* _PROBLEM REQUIREMENTS_:
Copy each line below without leaving any out.

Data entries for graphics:
+---+

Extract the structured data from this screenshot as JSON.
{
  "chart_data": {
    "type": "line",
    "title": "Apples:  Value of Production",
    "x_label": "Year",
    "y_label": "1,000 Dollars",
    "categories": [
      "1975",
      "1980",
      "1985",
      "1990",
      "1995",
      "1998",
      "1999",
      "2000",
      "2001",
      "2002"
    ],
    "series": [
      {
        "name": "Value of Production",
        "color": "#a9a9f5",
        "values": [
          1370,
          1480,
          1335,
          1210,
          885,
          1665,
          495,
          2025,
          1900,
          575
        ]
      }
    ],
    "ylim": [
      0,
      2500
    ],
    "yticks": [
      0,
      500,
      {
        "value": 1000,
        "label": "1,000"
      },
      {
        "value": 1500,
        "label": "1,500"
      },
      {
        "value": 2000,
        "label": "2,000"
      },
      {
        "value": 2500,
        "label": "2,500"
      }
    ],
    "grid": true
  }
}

+---+

* _THE ANSWER_:
Extract the structured data from this screenshot as JSON.
{
  "chart_data": {
    "type": "line",
    "title": "Apples:  Value of Production",
    "x_label": "Year",
    "y_label": "1,000 Dollars",
    "categories": [
      "1975",
      "1980",
      "1985",
      "1990",
      "1995",
      "1998",
      "1999",
      "2000",
      "2001",
      "2002"
    ],
    "series": [
      {
        "name": "Value of Production",
        "color": "#a9a9f5",
        "values": [
          1370,
          1480,
          1335,
          1210,
          885,
          1665,
          495,
          2025,
          1900,
          575
        ]
      }
    ],
    "ylim": [
      0,
      2500
    ],
    "yticks": [
      0,
      500,
      {
        "value": 1000,
        "label": "1,000"
      },
      {
        "value": 1500,
        "label": "1,500"
      },
      {
        "value": 2000,
        "label": "2,000"
      },
      {
        "value": 2500,
        "label": "2,500"
      }
    ],
    "grid": true
  }
}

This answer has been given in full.